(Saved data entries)
------------------------

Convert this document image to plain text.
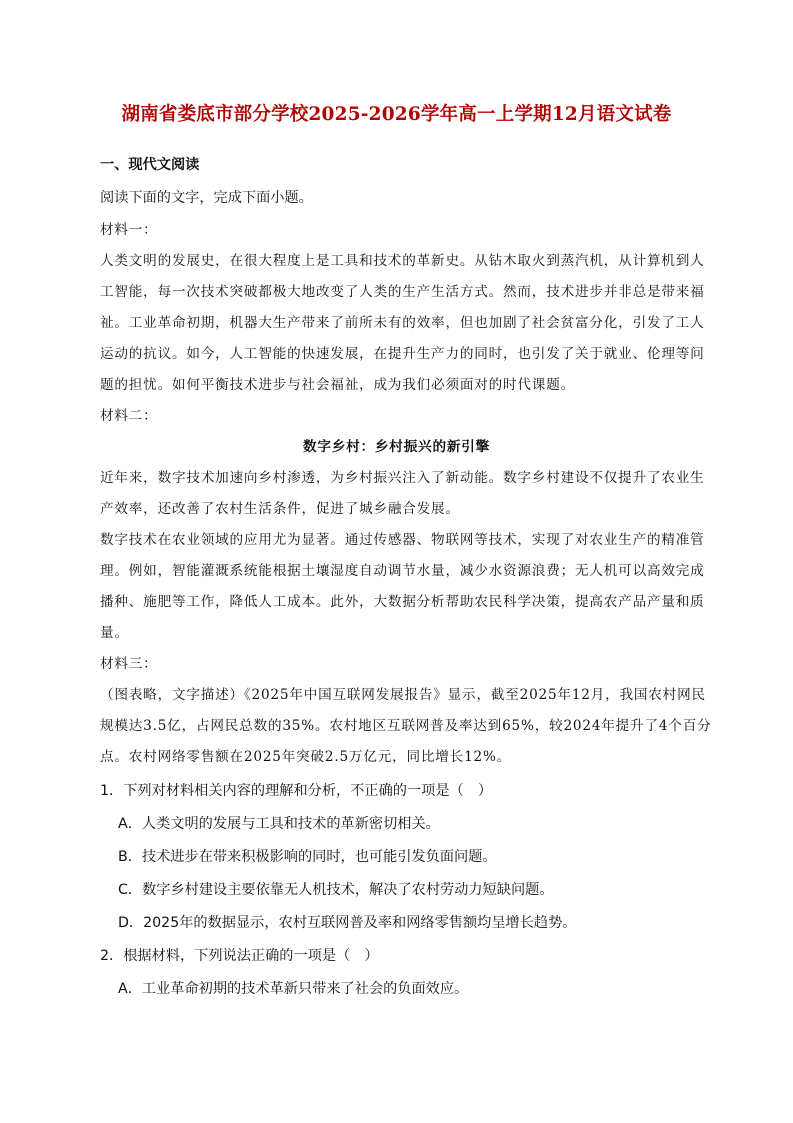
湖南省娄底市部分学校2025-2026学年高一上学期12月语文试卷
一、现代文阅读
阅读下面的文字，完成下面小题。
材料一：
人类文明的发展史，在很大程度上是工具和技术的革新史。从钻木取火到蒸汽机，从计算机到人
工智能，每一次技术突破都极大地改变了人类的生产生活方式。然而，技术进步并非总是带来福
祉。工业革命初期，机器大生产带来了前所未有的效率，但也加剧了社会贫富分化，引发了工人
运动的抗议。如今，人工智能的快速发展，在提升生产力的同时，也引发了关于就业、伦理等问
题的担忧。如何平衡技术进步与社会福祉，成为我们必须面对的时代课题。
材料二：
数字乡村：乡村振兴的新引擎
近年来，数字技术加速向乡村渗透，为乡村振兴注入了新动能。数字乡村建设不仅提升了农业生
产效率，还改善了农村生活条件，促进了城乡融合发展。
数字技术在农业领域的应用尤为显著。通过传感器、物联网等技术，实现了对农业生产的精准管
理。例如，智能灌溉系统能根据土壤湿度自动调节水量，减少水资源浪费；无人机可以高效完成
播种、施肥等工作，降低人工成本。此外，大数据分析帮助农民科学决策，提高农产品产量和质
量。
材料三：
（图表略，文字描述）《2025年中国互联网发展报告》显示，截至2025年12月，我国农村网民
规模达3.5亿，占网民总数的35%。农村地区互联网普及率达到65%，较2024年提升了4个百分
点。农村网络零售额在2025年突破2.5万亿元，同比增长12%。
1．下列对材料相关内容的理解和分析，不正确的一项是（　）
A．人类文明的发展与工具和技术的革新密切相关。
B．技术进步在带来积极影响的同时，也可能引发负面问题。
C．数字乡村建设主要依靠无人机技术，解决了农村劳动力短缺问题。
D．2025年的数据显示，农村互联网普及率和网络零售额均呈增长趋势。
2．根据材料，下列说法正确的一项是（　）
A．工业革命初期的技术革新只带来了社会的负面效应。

------------------------

**Exercise description:** Repeat the listing in full and exactly. Leave any pictures out.

**Solution to the exercise:**
Convert this document image to plain text.
湖南省娄底市部分学校2025-2026学年高一上学期12月语文试卷
一、现代文阅读
阅读下面的文字，完成下面小题。
材料一：
人类文明的发展史，在很大程度上是工具和技术的革新史。从钻木取火到蒸汽机，从计算机到人
工智能，每一次技术突破都极大地改变了人类的生产生活方式。然而，技术进步并非总是带来福
祉。工业革命初期，机器大生产带来了前所未有的效率，但也加剧了社会贫富分化，引发了工人
运动的抗议。如今，人工智能的快速发展，在提升生产力的同时，也引发了关于就业、伦理等问
题的担忧。如何平衡技术进步与社会福祉，成为我们必须面对的时代课题。
材料二：
数字乡村：乡村振兴的新引擎
近年来，数字技术加速向乡村渗透，为乡村振兴注入了新动能。数字乡村建设不仅提升了农业生
产效率，还改善了农村生活条件，促进了城乡融合发展。
数字技术在农业领域的应用尤为显著。通过传感器、物联网等技术，实现了对农业生产的精准管
理。例如，智能灌溉系统能根据土壤湿度自动调节水量，减少水资源浪费；无人机可以高效完成
播种、施肥等工作，降低人工成本。此外，大数据分析帮助农民科学决策，提高农产品产量和质
量。
材料三：
（图表略，文字描述）《2025年中国互联网发展报告》显示，截至2025年12月，我国农村网民
规模达3.5亿，占网民总数的35%。农村地区互联网普及率达到65%，较2024年提升了4个百分
点。农村网络零售额在2025年突破2.5万亿元，同比增长12%。
1．下列对材料相关内容的理解和分析，不正确的一项是（　）
A．人类文明的发展与工具和技术的革新密切相关。
B．技术进步在带来积极影响的同时，也可能引发负面问题。
C．数字乡村建设主要依靠无人机技术，解决了农村劳动力短缺问题。
D．2025年的数据显示，农村互联网普及率和网络零售额均呈增长趋势。
2．根据材料，下列说法正确的一项是（　）
A．工业革命初期的技术革新只带来了社会的负面效应。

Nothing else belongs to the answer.